◆ Requests:
(1) In the passage describing the downhole alternator and mud motor, how is lubrication of the rotary seal face achieved?
(2) Write the next part of the passage on the downhole alternator and mud motor, picking up after its final sentence.

◆ Excerpted passage:
+===+

The generated telemetry signals are received at the surface by
transducers, represented by reference numeral 131 (see FIG. 1),
that convert the received acoustical signals to electronic signals
S for further processing, storage, and use. It will be appreciated
that the alternator output is reduced during braking periods, while
the alternator 764 generates maximum power for the control and
sensor electronics 342 during periods when braking is not
applied.
[0047] It will be further appreciated by those having ordinary
skill in the art that the transmission of telemetry signals
upwardly through the mud motor 360 (see FIGS. 3 and 6) in this
manner is contrary to conventional thinking. One aspect of the
present invention therefore relates to the discovery that telemetry
signals, such as mud-pulse telemetry signals, may be successfully
transmitted through a mud motor, particularly at low transmission
frequencies such as frequencies below approximately 1 Hz, but not
necessarily limited to such. Thus, higher frequencies are also
useful for transmitting such signals through a mud motor (e.g.,
positive displacement motors, turbo-drills, etc.).
[0048] Referring again to FIG. 7, the lower end of the drive shaft
754 is coupled to a gear train 762 which is mounted within the
stator 748 and which, in turn, is coupled to an alternator 764. The
gear train 762 adapts the drive shaft's rotational speed for
optimum operation of the alternator 764. The alternator 764 is
mounted in the stator 748 downstream of the gear train 762. The
hydraulic energy of the high-pressure mud flow 721 is converted by
the impeller 758 into rotation of the rotor 747 and drive shaft 754
which, in combination with the gear train 762, produces an angular
velocity (speed) at the alternator shaft (not shown) sufficient to
generate enough electrical energy within the alternator 764 to
power the telemetry means (e.g., the modulator) and sensors,
and--in some cases--other tools in the drill string bottom-hole
assembly (BHA).
[0049] The drive shaft 754, bearings 756, gear train 762, and
alternator 764 are all housed in a pressurized oil chamber 766
defined by the stator 748 (the lower portion of which is not shown
in FIG. 7) in order to function in clean and well-lubricated
conditions. Since the upstream portion of the drive shaft 754 is
rotating in mud (drilling fluid), a rotary seal 757 is required to
isolate the mud from the oil in the pressurized chamber 766. The
face of a typical rotary seal 757 has to be lubricated by something
other than the mud, since the mud contains erosive particles that
will quickly ruin the rotary seal. This lubrication is achieved by
ensuring a constant, low-volume oil leak from the pressurized
chamber 766 across the rotary seal 757. This leak also prevents the
flowing mud from invading the oil chamber 766, which is desirable
since the cleanliness of the oil promotes a long operating life for
the gears in the gear train 762, the bearing 756, and the
electrical components (e.g., the alternator 764) inside the oil
chamber.

+===+

◆ Entries supplied:
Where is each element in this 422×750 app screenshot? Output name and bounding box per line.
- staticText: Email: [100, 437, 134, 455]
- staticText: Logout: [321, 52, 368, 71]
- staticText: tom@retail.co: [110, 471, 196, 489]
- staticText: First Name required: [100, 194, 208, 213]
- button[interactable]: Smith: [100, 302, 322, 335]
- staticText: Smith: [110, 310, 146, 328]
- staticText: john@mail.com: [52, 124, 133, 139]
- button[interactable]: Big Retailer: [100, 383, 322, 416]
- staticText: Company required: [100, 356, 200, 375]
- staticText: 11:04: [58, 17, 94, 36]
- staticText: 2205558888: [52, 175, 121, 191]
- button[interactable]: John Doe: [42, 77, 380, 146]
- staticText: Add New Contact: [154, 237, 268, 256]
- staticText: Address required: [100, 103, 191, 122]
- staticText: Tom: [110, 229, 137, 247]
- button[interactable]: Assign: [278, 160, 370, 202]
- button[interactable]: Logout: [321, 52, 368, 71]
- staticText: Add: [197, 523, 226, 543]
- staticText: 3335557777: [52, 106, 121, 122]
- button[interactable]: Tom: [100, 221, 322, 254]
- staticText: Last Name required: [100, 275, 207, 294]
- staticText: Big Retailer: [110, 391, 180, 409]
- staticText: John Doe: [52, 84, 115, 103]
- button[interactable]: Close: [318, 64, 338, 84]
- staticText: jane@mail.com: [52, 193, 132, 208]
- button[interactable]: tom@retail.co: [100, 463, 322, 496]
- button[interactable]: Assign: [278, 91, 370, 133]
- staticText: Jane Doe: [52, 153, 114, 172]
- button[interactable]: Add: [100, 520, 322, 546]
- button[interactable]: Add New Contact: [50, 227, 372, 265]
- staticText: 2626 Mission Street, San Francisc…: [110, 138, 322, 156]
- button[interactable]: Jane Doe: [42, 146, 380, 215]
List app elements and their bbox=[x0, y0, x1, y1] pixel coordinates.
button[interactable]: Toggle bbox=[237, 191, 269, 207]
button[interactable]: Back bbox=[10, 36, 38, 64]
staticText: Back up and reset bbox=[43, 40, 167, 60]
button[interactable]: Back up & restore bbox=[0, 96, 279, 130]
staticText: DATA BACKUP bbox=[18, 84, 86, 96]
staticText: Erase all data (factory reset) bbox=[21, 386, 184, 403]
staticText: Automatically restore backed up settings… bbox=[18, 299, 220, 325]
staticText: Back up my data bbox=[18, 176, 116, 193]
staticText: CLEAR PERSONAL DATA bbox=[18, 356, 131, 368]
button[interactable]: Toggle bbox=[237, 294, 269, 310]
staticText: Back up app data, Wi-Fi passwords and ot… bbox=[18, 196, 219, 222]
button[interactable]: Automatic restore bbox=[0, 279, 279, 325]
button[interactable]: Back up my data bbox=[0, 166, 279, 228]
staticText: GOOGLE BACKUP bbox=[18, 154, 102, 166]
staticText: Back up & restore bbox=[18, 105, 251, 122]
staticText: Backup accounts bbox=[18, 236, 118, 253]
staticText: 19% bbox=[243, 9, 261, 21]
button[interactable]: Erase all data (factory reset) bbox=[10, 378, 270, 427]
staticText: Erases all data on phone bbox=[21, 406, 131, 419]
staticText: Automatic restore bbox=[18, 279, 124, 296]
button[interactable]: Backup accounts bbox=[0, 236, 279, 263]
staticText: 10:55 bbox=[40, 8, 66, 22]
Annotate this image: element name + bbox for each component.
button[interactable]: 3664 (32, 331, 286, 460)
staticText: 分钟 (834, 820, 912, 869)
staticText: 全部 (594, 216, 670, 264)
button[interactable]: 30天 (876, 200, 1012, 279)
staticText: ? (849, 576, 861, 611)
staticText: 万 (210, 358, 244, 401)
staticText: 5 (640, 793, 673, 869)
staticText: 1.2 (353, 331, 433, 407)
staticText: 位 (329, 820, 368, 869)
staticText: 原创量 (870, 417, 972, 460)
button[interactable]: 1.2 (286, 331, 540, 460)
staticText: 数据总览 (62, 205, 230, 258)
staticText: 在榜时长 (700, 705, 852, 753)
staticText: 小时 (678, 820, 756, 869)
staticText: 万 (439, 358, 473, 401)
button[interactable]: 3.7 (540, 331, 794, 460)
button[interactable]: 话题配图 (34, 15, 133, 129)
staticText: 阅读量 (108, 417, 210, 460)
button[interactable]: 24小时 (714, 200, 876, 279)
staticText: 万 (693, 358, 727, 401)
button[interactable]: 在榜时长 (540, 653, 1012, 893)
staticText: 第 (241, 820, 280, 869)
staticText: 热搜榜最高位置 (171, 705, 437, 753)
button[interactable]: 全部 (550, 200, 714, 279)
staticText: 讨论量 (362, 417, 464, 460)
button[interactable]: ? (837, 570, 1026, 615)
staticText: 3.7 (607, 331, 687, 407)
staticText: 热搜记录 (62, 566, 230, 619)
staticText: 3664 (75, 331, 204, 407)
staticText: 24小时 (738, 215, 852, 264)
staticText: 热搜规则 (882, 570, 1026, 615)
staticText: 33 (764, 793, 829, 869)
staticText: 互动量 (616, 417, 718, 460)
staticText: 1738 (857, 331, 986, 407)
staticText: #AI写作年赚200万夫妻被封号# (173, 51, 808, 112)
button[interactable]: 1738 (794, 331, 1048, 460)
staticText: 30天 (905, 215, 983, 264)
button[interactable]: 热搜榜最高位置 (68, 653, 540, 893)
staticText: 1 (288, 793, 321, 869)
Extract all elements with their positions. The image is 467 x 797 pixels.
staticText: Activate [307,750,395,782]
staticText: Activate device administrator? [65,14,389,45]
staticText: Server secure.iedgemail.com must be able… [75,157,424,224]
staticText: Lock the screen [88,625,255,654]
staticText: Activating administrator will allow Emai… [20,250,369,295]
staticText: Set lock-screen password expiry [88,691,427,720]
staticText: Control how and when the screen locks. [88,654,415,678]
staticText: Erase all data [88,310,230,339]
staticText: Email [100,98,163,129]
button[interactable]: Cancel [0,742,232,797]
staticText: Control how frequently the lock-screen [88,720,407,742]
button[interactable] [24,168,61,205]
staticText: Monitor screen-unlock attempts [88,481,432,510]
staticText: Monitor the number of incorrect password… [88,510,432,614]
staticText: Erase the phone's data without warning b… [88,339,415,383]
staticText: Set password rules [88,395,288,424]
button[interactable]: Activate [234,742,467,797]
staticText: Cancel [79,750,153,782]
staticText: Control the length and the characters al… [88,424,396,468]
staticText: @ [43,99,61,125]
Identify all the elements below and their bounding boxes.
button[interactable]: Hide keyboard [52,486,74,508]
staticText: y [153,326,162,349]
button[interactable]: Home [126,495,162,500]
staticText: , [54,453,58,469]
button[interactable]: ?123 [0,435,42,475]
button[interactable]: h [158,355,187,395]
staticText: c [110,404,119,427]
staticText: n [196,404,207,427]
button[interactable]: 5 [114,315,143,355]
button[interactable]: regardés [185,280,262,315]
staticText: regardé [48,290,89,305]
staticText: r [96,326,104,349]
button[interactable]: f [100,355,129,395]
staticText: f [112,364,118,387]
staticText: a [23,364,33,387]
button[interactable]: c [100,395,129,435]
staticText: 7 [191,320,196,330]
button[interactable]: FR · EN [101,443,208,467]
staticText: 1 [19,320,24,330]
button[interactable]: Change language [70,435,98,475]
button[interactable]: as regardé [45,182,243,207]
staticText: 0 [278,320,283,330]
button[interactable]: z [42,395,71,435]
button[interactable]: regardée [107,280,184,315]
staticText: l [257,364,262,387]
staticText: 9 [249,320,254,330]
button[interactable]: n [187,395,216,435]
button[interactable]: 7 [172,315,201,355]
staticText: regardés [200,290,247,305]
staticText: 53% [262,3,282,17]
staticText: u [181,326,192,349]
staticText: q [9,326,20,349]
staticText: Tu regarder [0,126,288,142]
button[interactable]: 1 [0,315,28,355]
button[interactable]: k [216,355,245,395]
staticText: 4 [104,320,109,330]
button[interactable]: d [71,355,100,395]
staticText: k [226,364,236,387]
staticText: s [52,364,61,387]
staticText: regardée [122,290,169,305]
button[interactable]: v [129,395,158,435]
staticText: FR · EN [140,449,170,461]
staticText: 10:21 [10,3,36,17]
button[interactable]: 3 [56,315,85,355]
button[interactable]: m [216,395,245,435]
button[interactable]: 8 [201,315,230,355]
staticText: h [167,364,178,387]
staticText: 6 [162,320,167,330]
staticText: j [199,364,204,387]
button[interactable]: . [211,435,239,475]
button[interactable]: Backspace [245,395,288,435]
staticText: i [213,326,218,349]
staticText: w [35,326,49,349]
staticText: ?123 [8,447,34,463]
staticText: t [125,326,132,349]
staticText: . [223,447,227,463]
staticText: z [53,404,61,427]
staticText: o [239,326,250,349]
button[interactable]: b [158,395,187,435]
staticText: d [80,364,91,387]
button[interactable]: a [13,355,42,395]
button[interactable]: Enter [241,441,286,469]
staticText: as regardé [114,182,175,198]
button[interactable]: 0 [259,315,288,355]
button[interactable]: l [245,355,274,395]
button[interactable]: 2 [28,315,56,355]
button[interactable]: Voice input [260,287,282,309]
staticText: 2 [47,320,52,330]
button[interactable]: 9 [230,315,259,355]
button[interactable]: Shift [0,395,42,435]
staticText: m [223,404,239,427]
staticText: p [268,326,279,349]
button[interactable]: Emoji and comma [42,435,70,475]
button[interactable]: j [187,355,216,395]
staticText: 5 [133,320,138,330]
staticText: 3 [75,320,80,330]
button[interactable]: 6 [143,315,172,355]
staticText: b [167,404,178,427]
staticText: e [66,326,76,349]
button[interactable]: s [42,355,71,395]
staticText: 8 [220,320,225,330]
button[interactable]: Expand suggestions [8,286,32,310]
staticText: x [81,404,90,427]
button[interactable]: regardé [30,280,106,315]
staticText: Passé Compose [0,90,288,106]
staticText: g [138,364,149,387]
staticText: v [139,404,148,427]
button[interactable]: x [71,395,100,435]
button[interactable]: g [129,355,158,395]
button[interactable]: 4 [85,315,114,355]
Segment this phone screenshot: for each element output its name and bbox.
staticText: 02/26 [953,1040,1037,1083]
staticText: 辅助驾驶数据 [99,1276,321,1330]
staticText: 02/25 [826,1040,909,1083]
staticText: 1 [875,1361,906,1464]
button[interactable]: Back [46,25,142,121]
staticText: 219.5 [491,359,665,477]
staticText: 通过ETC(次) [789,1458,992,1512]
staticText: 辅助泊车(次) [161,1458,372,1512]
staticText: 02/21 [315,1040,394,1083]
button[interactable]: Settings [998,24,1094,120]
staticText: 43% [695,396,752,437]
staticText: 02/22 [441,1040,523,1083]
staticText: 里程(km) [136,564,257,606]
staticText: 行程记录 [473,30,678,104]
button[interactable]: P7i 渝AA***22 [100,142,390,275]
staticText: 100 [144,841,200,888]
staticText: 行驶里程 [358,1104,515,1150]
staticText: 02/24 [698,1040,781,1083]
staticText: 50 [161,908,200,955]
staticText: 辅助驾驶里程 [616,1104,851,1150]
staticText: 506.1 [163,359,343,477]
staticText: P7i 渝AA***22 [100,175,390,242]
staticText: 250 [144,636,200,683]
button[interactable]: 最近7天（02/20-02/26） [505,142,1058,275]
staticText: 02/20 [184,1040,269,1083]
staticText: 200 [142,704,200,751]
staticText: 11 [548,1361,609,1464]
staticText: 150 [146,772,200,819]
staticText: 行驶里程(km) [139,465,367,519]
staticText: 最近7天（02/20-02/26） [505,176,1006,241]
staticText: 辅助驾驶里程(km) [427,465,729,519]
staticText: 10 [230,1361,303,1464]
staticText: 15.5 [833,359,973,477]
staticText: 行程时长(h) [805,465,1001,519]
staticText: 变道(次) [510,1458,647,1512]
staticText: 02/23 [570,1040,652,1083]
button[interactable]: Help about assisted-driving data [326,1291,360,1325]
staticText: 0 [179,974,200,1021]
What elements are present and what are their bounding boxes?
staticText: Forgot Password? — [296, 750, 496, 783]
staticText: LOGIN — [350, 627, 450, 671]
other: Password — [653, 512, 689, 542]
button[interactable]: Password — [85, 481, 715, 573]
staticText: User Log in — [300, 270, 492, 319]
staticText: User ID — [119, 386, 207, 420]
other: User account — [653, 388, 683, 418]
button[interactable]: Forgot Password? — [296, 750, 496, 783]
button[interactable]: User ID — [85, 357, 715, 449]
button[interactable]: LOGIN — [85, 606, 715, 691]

+===+

◆ In response:
(1) By a constant, low-volume oil leak from the pressurized chamber across the rotary seal.

(2)
[0050] A known solution for achieving this controlled leakage of
oil across the rotary seal 757 is to employ a pressure compensator
having compensating piston that is biased by a spring having an
appropriate spring constant. The pressure compensator, referenced
generally at 341 in FIG. 3, fluidly communicates with the
pressurized oil chamber 766 to achieve the desired condition. The
measurement sensor electronics and control electronics, indicated
generally at 342 in FIG. 3, are fluidly-isolated from the pressure
compensator 341 of the subassembly 340, but are typically
hard-wired to the alternator 764 of the subassembly 338. Components
similar to subassemblies 338, 340 are described in U.S. Pat. No.
5,517,464, which is incorporated herein in its entirety by
reference. It will be appreciated by those having ordinary skill in
the art that numerous other telemetry signal generators, such as
mud-pulse signal generators, may be applied to advantage.
[0051] Turning now to FIG. 4, another embodiment of an apparatus
for transmitting measurements while drilling according to the
present invention comprises a MWD tool 344 placed in the BHA 434 of
a drill string (not otherwise shown) above a drill bit 315 and
beneath a mud motor assembly 360. The embodiment of FIG. 4 differs
from the embodiment of FIG. 3 in that former also includes a rotary
steerable system (RSS) 470 for directing the path of the drill bit
315 while the drill string, including the BHA 434, are being
rotated from the surface.
[0052] As mentioned previously, there are generally two types of
RSSs: point-the-bit systems and push-the-bit systems (although
these may be combined in certain applications). In a point-the-bit
RSS, the drill bit axis is offset from the BHA axis in similar
fashion to a bent housing, and the drill bit axis is typically
pointed in the desired direction of the borehole deviation by
rotating devices in the BHA about the BHA axis. In a push-the-bit
RSS, devices in the BHA press against the borehole wall to apply
lateral reactive forces to the drill bit to push the drill bit axis
in the direction of the desired borehole deviation.
[0053] FIG. 8 is an elevational representation, partly in section,
of a point-the-bit RSS 809 having application in the present
invention. The rotary steerable drilling tool 809 includes at least
three main sections: a power generation section 810, an electronics
and sensor section 811 and a steering section 813.
[0054] The power generation section 810 comprises a turbine 818
which drives an alternator 819 to produce electric energy. The
turbine 818 and alternator 819 preferably extract mechanical power
from the mud and convert it to electrical power. The turbine
preferably is driven by the mud which travels through the interior
of the tool collar 824 down to the drill bit (315 in FIG. 4).
[0055] The electronics and sensor section 811 includes directional
sensors (magnetometers, accelerometers, and/or gyroscopes, not
shown separately) to provide directional control and formation
evaluation, among others. The electronics and sensor section 811
may also provide the electronics that are needed to operate the RSS
809.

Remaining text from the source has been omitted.